What is asked | Check each line of the data below for the word "Waist", then extract the ones that have it.

◇ ◇ ◇ ◇

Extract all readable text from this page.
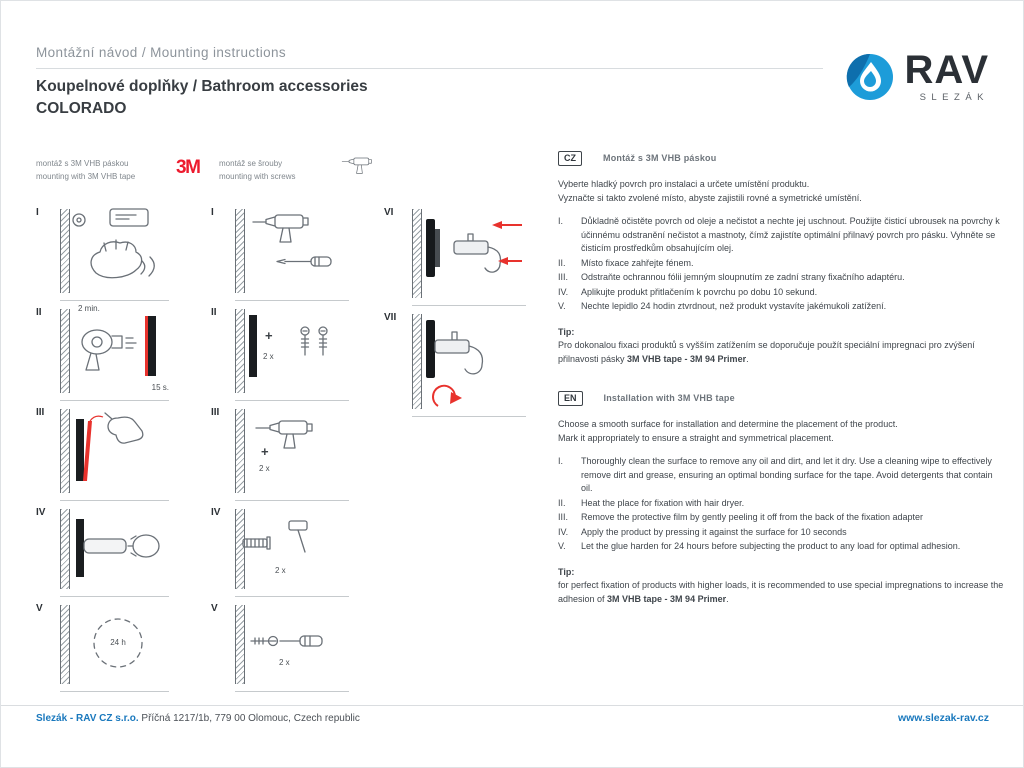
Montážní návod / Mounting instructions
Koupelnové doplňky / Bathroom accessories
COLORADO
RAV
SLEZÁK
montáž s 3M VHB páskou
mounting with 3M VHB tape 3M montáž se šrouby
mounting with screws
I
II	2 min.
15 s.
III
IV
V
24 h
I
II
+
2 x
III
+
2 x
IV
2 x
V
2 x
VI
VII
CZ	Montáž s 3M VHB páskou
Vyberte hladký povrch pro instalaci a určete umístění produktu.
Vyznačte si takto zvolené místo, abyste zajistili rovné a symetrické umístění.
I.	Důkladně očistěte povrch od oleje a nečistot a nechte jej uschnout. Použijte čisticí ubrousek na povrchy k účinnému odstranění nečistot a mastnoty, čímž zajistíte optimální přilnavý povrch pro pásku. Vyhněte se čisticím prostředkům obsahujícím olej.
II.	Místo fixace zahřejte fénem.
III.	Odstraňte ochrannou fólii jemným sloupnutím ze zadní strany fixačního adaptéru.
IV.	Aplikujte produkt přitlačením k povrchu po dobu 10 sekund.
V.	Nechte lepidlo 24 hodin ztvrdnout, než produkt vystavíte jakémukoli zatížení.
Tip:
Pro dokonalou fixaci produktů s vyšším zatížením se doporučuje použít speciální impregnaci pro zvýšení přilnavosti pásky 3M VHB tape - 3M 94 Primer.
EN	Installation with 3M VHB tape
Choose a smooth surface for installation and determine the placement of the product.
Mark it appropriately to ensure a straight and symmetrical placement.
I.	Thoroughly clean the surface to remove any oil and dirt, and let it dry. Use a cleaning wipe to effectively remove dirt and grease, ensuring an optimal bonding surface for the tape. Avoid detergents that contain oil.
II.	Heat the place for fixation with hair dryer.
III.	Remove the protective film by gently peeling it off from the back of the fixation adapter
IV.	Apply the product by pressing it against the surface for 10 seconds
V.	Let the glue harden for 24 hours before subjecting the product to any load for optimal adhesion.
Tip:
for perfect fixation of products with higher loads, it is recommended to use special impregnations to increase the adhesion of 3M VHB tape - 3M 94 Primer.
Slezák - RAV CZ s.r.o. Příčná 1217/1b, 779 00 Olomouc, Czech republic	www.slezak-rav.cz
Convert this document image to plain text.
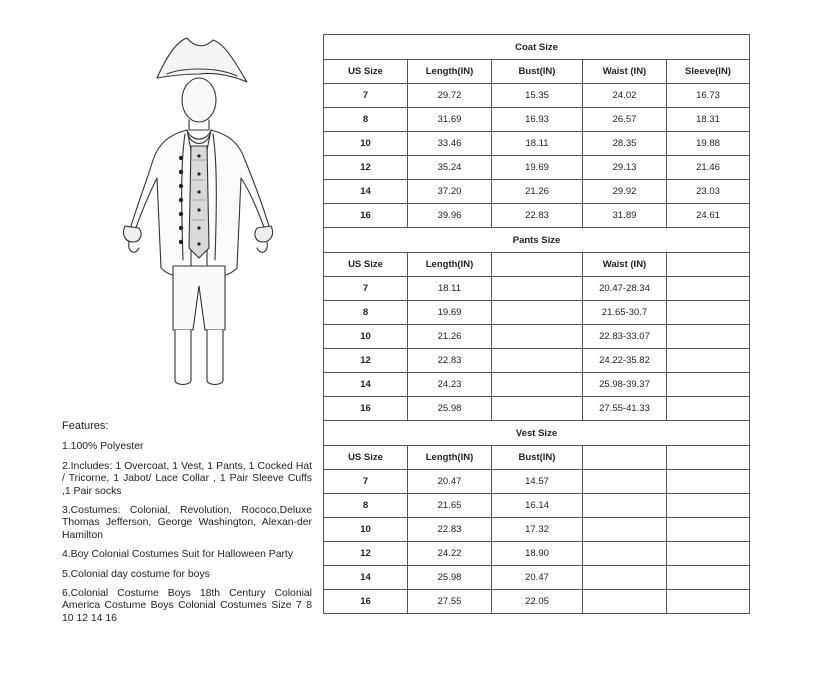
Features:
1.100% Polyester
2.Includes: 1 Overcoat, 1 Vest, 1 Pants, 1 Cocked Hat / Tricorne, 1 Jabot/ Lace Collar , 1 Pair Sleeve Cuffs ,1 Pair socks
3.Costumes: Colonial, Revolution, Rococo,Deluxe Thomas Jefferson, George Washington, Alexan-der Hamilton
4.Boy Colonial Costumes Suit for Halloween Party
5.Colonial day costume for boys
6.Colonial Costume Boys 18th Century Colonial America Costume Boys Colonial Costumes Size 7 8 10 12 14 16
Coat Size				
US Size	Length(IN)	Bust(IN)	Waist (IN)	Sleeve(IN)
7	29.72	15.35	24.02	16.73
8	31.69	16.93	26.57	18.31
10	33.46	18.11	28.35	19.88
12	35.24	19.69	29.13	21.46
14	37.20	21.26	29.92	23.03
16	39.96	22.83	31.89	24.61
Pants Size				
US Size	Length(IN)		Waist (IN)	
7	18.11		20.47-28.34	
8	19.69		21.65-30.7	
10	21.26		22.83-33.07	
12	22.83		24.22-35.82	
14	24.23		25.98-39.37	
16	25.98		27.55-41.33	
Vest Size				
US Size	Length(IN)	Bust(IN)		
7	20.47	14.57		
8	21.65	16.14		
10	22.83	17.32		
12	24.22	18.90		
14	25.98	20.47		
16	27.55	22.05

◇ ◇ ◇ ◇

Answer for this exercise |
US Size	Length(IN)	Bust(IN)	Waist (IN)	Sleeve(IN)
US Size	Length(IN)		Waist (IN)	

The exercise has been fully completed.